Figure dataset records:
────────────────────────────────────────

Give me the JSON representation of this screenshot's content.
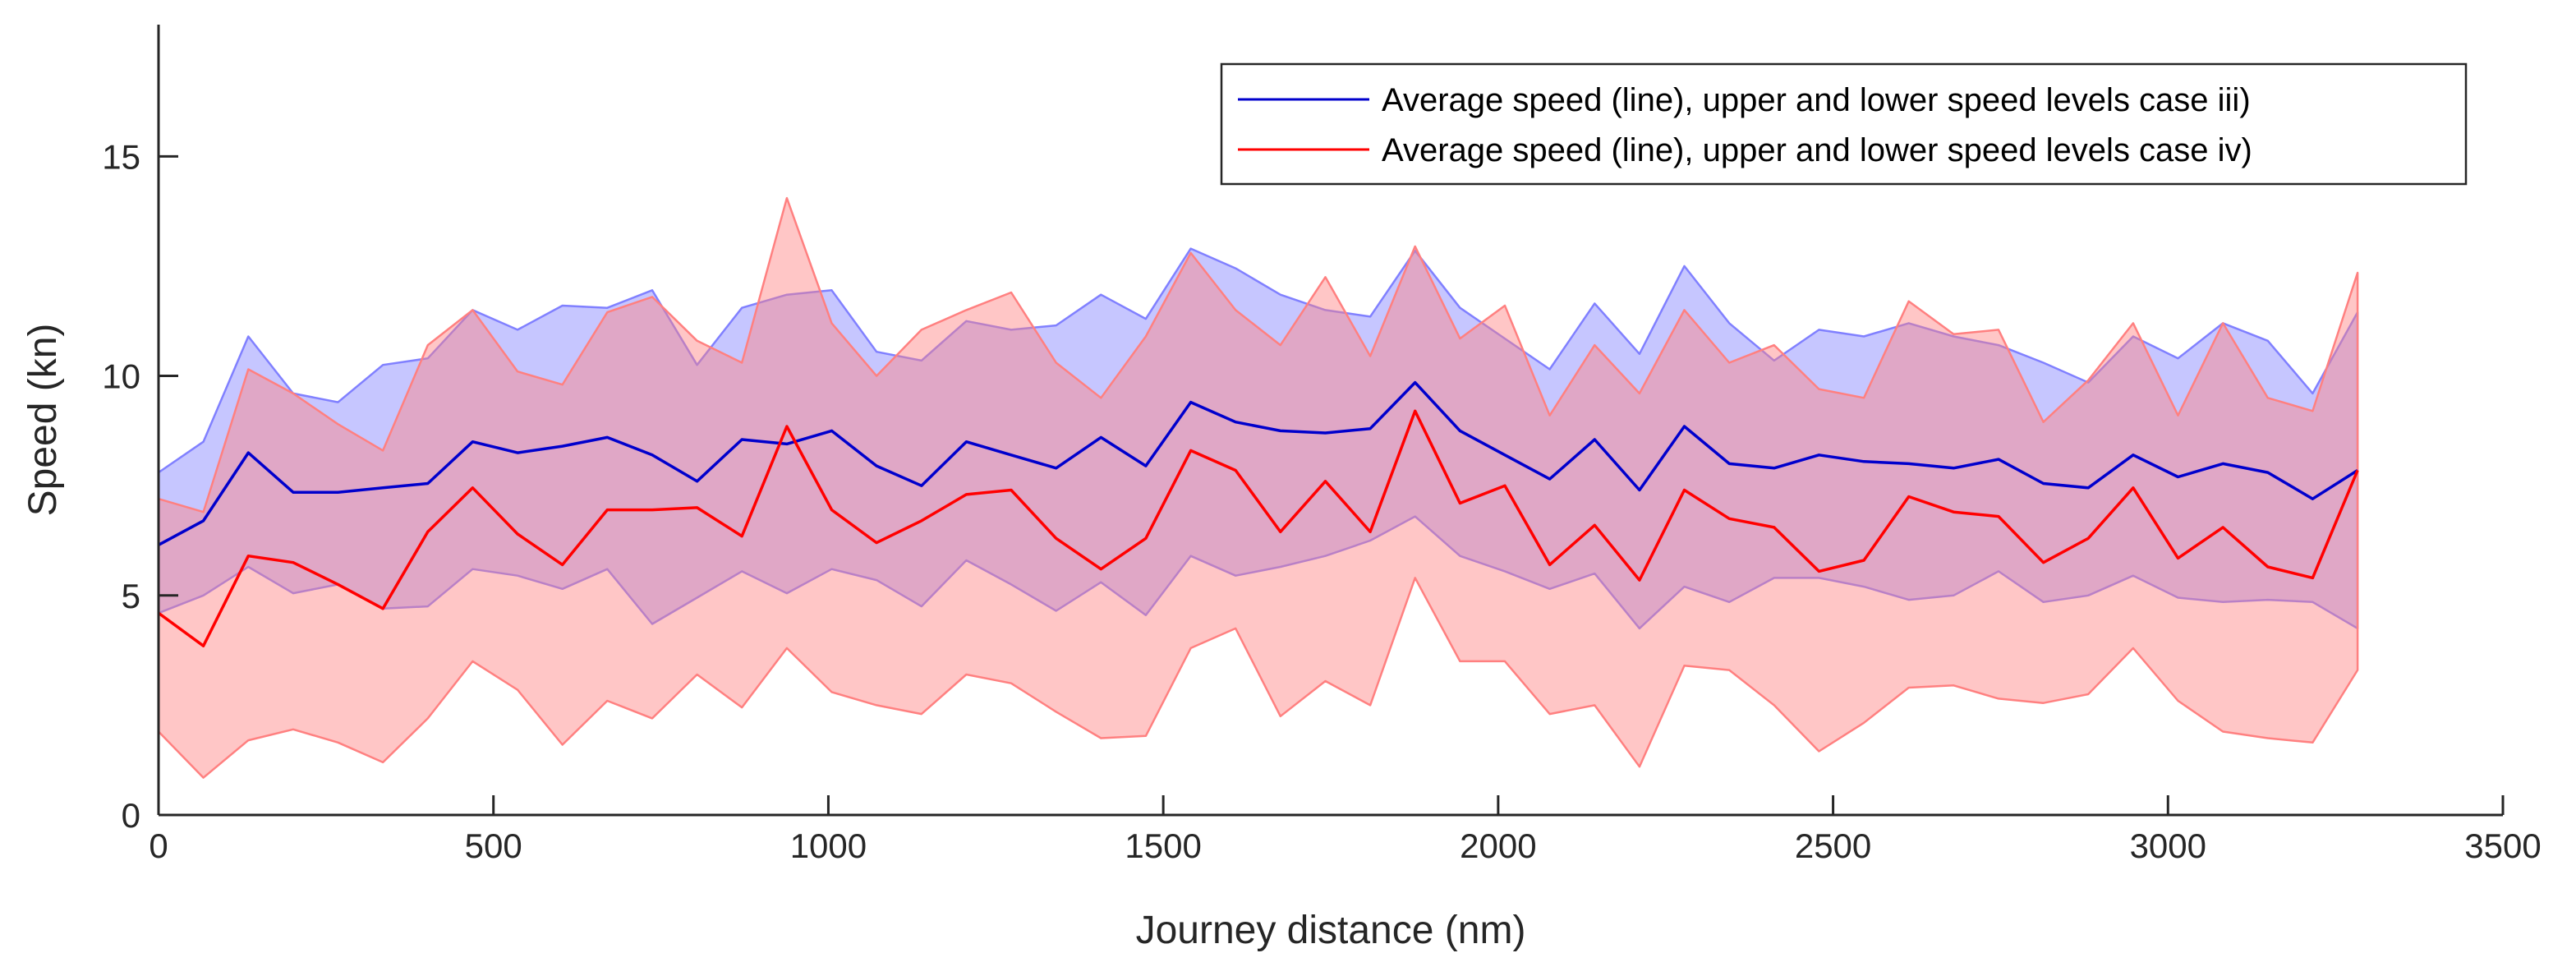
{
  "chart_data": {
    "type": "area",
    "xlabel": "Journey distance (nm)",
    "ylabel": "Speed (kn)",
    "xlim": [
      0,
      3500
    ],
    "ylim": [
      0,
      18
    ],
    "xticks": [
      0,
      500,
      1000,
      1500,
      2000,
      2500,
      3000,
      3500
    ],
    "yticks": [
      0,
      5,
      10,
      15
    ],
    "legend_position": "top-right",
    "x": [
      0,
      67,
      134,
      201,
      268,
      335,
      402,
      469,
      536,
      603,
      670,
      737,
      804,
      871,
      938,
      1005,
      1072,
      1139,
      1206,
      1273,
      1340,
      1407,
      1474,
      1541,
      1608,
      1675,
      1742,
      1809,
      1876,
      1943,
      2010,
      2077,
      2144,
      2211,
      2278,
      2345,
      2412,
      2479,
      2546,
      2613,
      2680,
      2747,
      2814,
      2881,
      2948,
      3015,
      3082,
      3149,
      3216,
      3283
    ],
    "series": [
      {
        "name": "Average speed (line), upper and lower speed levels case iii)",
        "color": "#0000CC",
        "band_color": "#8080FF",
        "band_opacity": 0.45,
        "upper": [
          7.8,
          8.5,
          10.9,
          9.6,
          9.4,
          10.25,
          10.4,
          11.5,
          11.05,
          11.6,
          11.55,
          11.95,
          10.25,
          11.55,
          11.85,
          11.95,
          10.55,
          10.35,
          11.25,
          11.05,
          11.15,
          11.85,
          11.3,
          12.9,
          12.45,
          11.85,
          11.5,
          11.35,
          12.85,
          11.55,
          10.85,
          10.15,
          11.65,
          10.5,
          12.5,
          11.2,
          10.35,
          11.05,
          10.9,
          11.2,
          10.9,
          10.7,
          10.3,
          9.85,
          10.9,
          10.4,
          11.2,
          10.8,
          9.6,
          11.45
        ],
        "mean": [
          6.15,
          6.7,
          8.25,
          7.35,
          7.35,
          7.45,
          7.55,
          8.5,
          8.25,
          8.4,
          8.6,
          8.2,
          7.6,
          8.55,
          8.45,
          8.75,
          7.95,
          7.5,
          8.5,
          8.2,
          7.9,
          8.6,
          7.95,
          9.4,
          8.95,
          8.75,
          8.7,
          8.8,
          9.85,
          8.75,
          8.2,
          7.65,
          8.55,
          7.4,
          8.85,
          8.0,
          7.9,
          8.2,
          8.05,
          8.0,
          7.9,
          8.1,
          7.55,
          7.45,
          8.2,
          7.7,
          8.0,
          7.8,
          7.2,
          7.85
        ],
        "lower": [
          4.6,
          5.0,
          5.65,
          5.05,
          5.25,
          4.7,
          4.75,
          5.6,
          5.45,
          5.15,
          5.6,
          4.35,
          4.95,
          5.55,
          5.05,
          5.6,
          5.35,
          4.75,
          5.8,
          5.25,
          4.65,
          5.3,
          4.55,
          5.9,
          5.45,
          5.65,
          5.9,
          6.25,
          6.8,
          5.9,
          5.55,
          5.15,
          5.5,
          4.25,
          5.2,
          4.85,
          5.4,
          5.4,
          5.2,
          4.9,
          5.0,
          5.55,
          4.85,
          5.0,
          5.45,
          4.95,
          4.85,
          4.9,
          4.85,
          4.25
        ]
      },
      {
        "name": "Average speed (line), upper and lower speed levels case iv)",
        "color": "#FF0000",
        "band_color": "#FF8080",
        "band_opacity": 0.45,
        "upper": [
          7.2,
          6.9,
          10.15,
          9.6,
          8.9,
          8.3,
          10.7,
          11.5,
          10.1,
          9.8,
          11.45,
          11.8,
          10.8,
          10.3,
          14.05,
          11.2,
          10.0,
          11.05,
          11.5,
          11.9,
          10.3,
          9.5,
          10.9,
          12.8,
          11.5,
          10.7,
          12.25,
          10.45,
          12.95,
          10.85,
          11.6,
          9.1,
          10.7,
          9.6,
          11.5,
          10.3,
          10.7,
          9.7,
          9.5,
          11.7,
          10.95,
          11.05,
          8.95,
          9.9,
          11.2,
          9.1,
          11.2,
          9.5,
          9.2,
          12.35
        ],
        "mean": [
          4.6,
          3.85,
          5.9,
          5.75,
          5.25,
          4.7,
          6.45,
          7.45,
          6.4,
          5.7,
          6.95,
          6.95,
          7.0,
          6.35,
          8.85,
          6.95,
          6.2,
          6.7,
          7.3,
          7.4,
          6.3,
          5.6,
          6.3,
          8.3,
          7.85,
          6.45,
          7.6,
          6.45,
          9.2,
          7.1,
          7.5,
          5.7,
          6.6,
          5.35,
          7.4,
          6.75,
          6.55,
          5.55,
          5.8,
          7.25,
          6.9,
          6.8,
          5.75,
          6.3,
          7.45,
          5.85,
          6.55,
          5.65,
          5.4,
          7.85
        ],
        "lower": [
          1.9,
          0.85,
          1.7,
          1.95,
          1.65,
          1.2,
          2.2,
          3.5,
          2.85,
          1.6,
          2.6,
          2.2,
          3.2,
          2.45,
          3.8,
          2.8,
          2.5,
          2.3,
          3.2,
          3.0,
          2.35,
          1.75,
          1.8,
          3.8,
          4.25,
          2.25,
          3.05,
          2.5,
          5.4,
          3.5,
          3.5,
          2.3,
          2.5,
          1.1,
          3.4,
          3.3,
          2.5,
          1.45,
          2.1,
          2.9,
          2.95,
          2.65,
          2.55,
          2.75,
          3.8,
          2.6,
          1.9,
          1.75,
          1.65,
          3.3
        ]
      }
    ]
  }
}
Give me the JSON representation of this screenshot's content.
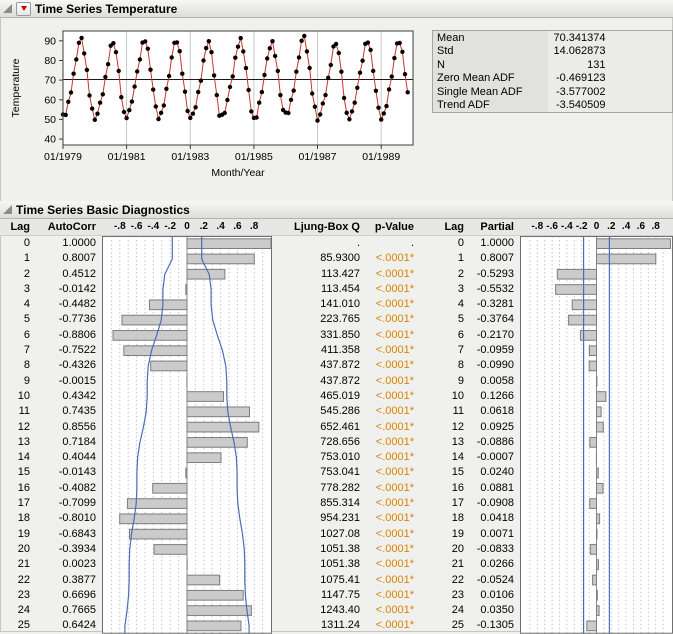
{
  "colors": {
    "page_bg": "#f0f0ee",
    "accent_red": "#d00000",
    "p_value_orange": "#d88400",
    "conf_blue": "#4a6db8",
    "bar_fill": "#cbcbcb",
    "bar_border": "#7d7d7d",
    "series_red": "#cc3328"
  },
  "outline1": {
    "title": "Time Series Temperature"
  },
  "outline2": {
    "title": "Time Series Basic Diagnostics"
  },
  "summary_stats": {
    "rows": [
      {
        "label": "Mean",
        "value": "70.341374"
      },
      {
        "label": "Std",
        "value": "14.062873"
      },
      {
        "label": "N",
        "value": "131"
      },
      {
        "label": "Zero Mean ADF",
        "value": "-0.469123"
      },
      {
        "label": "Single Mean ADF",
        "value": "-3.577002"
      },
      {
        "label": "Trend ADF",
        "value": "-3.540509"
      }
    ]
  },
  "chart_data": [
    {
      "type": "line",
      "name": "time-series-plot",
      "xlabel": "Month/Year",
      "ylabel": "Temperature",
      "y_ticks": [
        40,
        50,
        60,
        70,
        80,
        90
      ],
      "ylim": [
        37,
        95
      ],
      "x_tick_labels": [
        "01/1979",
        "01/1981",
        "01/1983",
        "01/1985",
        "01/1987",
        "01/1989"
      ],
      "x_tick_indices": [
        0,
        24,
        48,
        72,
        96,
        120
      ],
      "n_points": 131,
      "reference_line_y": 70.341374,
      "values": [
        52.5,
        52.3,
        59.0,
        63.7,
        73.3,
        80.5,
        89.0,
        91.5,
        83.6,
        75.2,
        62.2,
        55.5,
        49.8,
        52.9,
        58.5,
        62.8,
        71.6,
        78.1,
        87.5,
        88.8,
        84.2,
        74.7,
        61.3,
        53.8,
        50.7,
        54.7,
        59.1,
        66.7,
        74.4,
        80.5,
        89.1,
        89.7,
        86.0,
        75.3,
        65.2,
        56.6,
        50.2,
        53.4,
        57.1,
        65.6,
        72.1,
        81.5,
        89.0,
        89.2,
        84.7,
        73.3,
        64.1,
        54.3,
        50.8,
        52.9,
        56.2,
        63.9,
        69.7,
        80.0,
        86.3,
        89.8,
        84.2,
        72.4,
        62.4,
        51.9,
        52.4,
        53.3,
        59.9,
        66.5,
        71.9,
        81.4,
        87.0,
        91.4,
        84.6,
        76.1,
        65.0,
        54.1,
        50.8,
        51.0,
        58.5,
        63.9,
        72.6,
        81.0,
        86.2,
        89.8,
        82.3,
        74.7,
        62.4,
        54.8,
        53.5,
        53.3,
        60.0,
        64.7,
        74.3,
        81.5,
        90.0,
        92.5,
        84.6,
        76.2,
        63.2,
        56.5,
        49.4,
        52.5,
        58.1,
        62.4,
        71.2,
        77.7,
        87.1,
        88.4,
        83.8,
        74.3,
        60.9,
        53.4,
        50.1,
        54.1,
        58.5,
        66.1,
        73.8,
        79.9,
        88.5,
        89.1,
        85.4,
        74.7,
        64.6,
        56.0,
        49.9,
        53.1,
        56.8,
        65.3,
        71.8,
        81.2,
        88.7,
        88.9,
        84.4,
        73.0,
        63.8
      ]
    },
    {
      "type": "bar",
      "name": "autocorrelation-plot",
      "orientation": "horizontal",
      "n": 131,
      "xlim": [
        -0.95,
        0.95
      ],
      "axis_ticks": [
        -0.8,
        -0.6,
        -0.4,
        -0.2,
        0,
        0.2,
        0.4,
        0.6,
        0.8
      ],
      "axis_labels": [
        "-.8",
        "-.6",
        "-.4",
        "-.2",
        "0",
        ".2",
        ".4",
        ".6",
        ".8"
      ],
      "values": [
        1.0,
        0.8007,
        0.4512,
        -0.0142,
        -0.4482,
        -0.7736,
        -0.8806,
        -0.7522,
        -0.4326,
        -0.0015,
        0.4342,
        0.7435,
        0.8556,
        0.7184,
        0.4044,
        -0.0143,
        -0.4082,
        -0.7099,
        -0.801,
        -0.6843,
        -0.3934,
        0.0023,
        0.3877,
        0.6696,
        0.7665,
        0.6424
      ],
      "conf_bounds": "bartlett"
    },
    {
      "type": "bar",
      "name": "partial-autocorrelation-plot",
      "orientation": "horizontal",
      "xlim": [
        -0.95,
        0.95
      ],
      "axis_ticks": [
        -0.8,
        -0.6,
        -0.4,
        -0.2,
        0,
        0.2,
        0.4,
        0.6,
        0.8
      ],
      "axis_labels": [
        "-.8",
        "-.6",
        "-.4",
        "-.2",
        "0",
        ".2",
        ".4",
        ".6",
        ".8"
      ],
      "values": [
        1.0,
        0.8007,
        -0.5293,
        -0.5532,
        -0.3281,
        -0.3764,
        -0.217,
        -0.0959,
        -0.099,
        0.0058,
        0.1266,
        0.0618,
        0.0925,
        -0.0886,
        -0.0007,
        0.024,
        0.0881,
        -0.0908,
        0.0418,
        0.0071,
        -0.0833,
        0.0266,
        -0.0524,
        0.0106,
        0.035,
        -0.1305
      ],
      "conf_limit": 0.1747
    }
  ],
  "diagnostics": {
    "p_color": "#d88400",
    "headers": {
      "lag": "Lag",
      "autocorr": "AutoCorr",
      "ljung": "Ljung-Box Q",
      "pvalue": "p-Value",
      "lag2": "Lag",
      "partial": "Partial"
    },
    "rows": [
      {
        "lag": 0,
        "autocorr": "1.0000",
        "ljung": ".",
        "p": ".",
        "partial": "1.0000"
      },
      {
        "lag": 1,
        "autocorr": "0.8007",
        "ljung": "85.9300",
        "p": "<.0001*",
        "partial": "0.8007"
      },
      {
        "lag": 2,
        "autocorr": "0.4512",
        "ljung": "113.427",
        "p": "<.0001*",
        "partial": "-0.5293"
      },
      {
        "lag": 3,
        "autocorr": "-0.0142",
        "ljung": "113.454",
        "p": "<.0001*",
        "partial": "-0.5532"
      },
      {
        "lag": 4,
        "autocorr": "-0.4482",
        "ljung": "141.010",
        "p": "<.0001*",
        "partial": "-0.3281"
      },
      {
        "lag": 5,
        "autocorr": "-0.7736",
        "ljung": "223.765",
        "p": "<.0001*",
        "partial": "-0.3764"
      },
      {
        "lag": 6,
        "autocorr": "-0.8806",
        "ljung": "331.850",
        "p": "<.0001*",
        "partial": "-0.2170"
      },
      {
        "lag": 7,
        "autocorr": "-0.7522",
        "ljung": "411.358",
        "p": "<.0001*",
        "partial": "-0.0959"
      },
      {
        "lag": 8,
        "autocorr": "-0.4326",
        "ljung": "437.872",
        "p": "<.0001*",
        "partial": "-0.0990"
      },
      {
        "lag": 9,
        "autocorr": "-0.0015",
        "ljung": "437.872",
        "p": "<.0001*",
        "partial": "0.0058"
      },
      {
        "lag": 10,
        "autocorr": "0.4342",
        "ljung": "465.019",
        "p": "<.0001*",
        "partial": "0.1266"
      },
      {
        "lag": 11,
        "autocorr": "0.7435",
        "ljung": "545.286",
        "p": "<.0001*",
        "partial": "0.0618"
      },
      {
        "lag": 12,
        "autocorr": "0.8556",
        "ljung": "652.461",
        "p": "<.0001*",
        "partial": "0.0925"
      },
      {
        "lag": 13,
        "autocorr": "0.7184",
        "ljung": "728.656",
        "p": "<.0001*",
        "partial": "-0.0886"
      },
      {
        "lag": 14,
        "autocorr": "0.4044",
        "ljung": "753.010",
        "p": "<.0001*",
        "partial": "-0.0007"
      },
      {
        "lag": 15,
        "autocorr": "-0.0143",
        "ljung": "753.041",
        "p": "<.0001*",
        "partial": "0.0240"
      },
      {
        "lag": 16,
        "autocorr": "-0.4082",
        "ljung": "778.282",
        "p": "<.0001*",
        "partial": "0.0881"
      },
      {
        "lag": 17,
        "autocorr": "-0.7099",
        "ljung": "855.314",
        "p": "<.0001*",
        "partial": "-0.0908"
      },
      {
        "lag": 18,
        "autocorr": "-0.8010",
        "ljung": "954.231",
        "p": "<.0001*",
        "partial": "0.0418"
      },
      {
        "lag": 19,
        "autocorr": "-0.6843",
        "ljung": "1027.08",
        "p": "<.0001*",
        "partial": "0.0071"
      },
      {
        "lag": 20,
        "autocorr": "-0.3934",
        "ljung": "1051.38",
        "p": "<.0001*",
        "partial": "-0.0833"
      },
      {
        "lag": 21,
        "autocorr": "0.0023",
        "ljung": "1051.38",
        "p": "<.0001*",
        "partial": "0.0266"
      },
      {
        "lag": 22,
        "autocorr": "0.3877",
        "ljung": "1075.41",
        "p": "<.0001*",
        "partial": "-0.0524"
      },
      {
        "lag": 23,
        "autocorr": "0.6696",
        "ljung": "1147.75",
        "p": "<.0001*",
        "partial": "0.0106"
      },
      {
        "lag": 24,
        "autocorr": "0.7665",
        "ljung": "1243.40",
        "p": "<.0001*",
        "partial": "0.0350"
      },
      {
        "lag": 25,
        "autocorr": "0.6424",
        "ljung": "1311.24",
        "p": "<.0001*",
        "partial": "-0.1305"
      }
    ]
  }
}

────────────────────────────────────────

*Description of the task*
Scan the records for the string "case". Copy each line in which it appears.

*Task solution*
        "name": "Average speed (line), upper and lower speed levels case iii)",
        "name": "Average speed (line), upper and lower speed levels case iv)",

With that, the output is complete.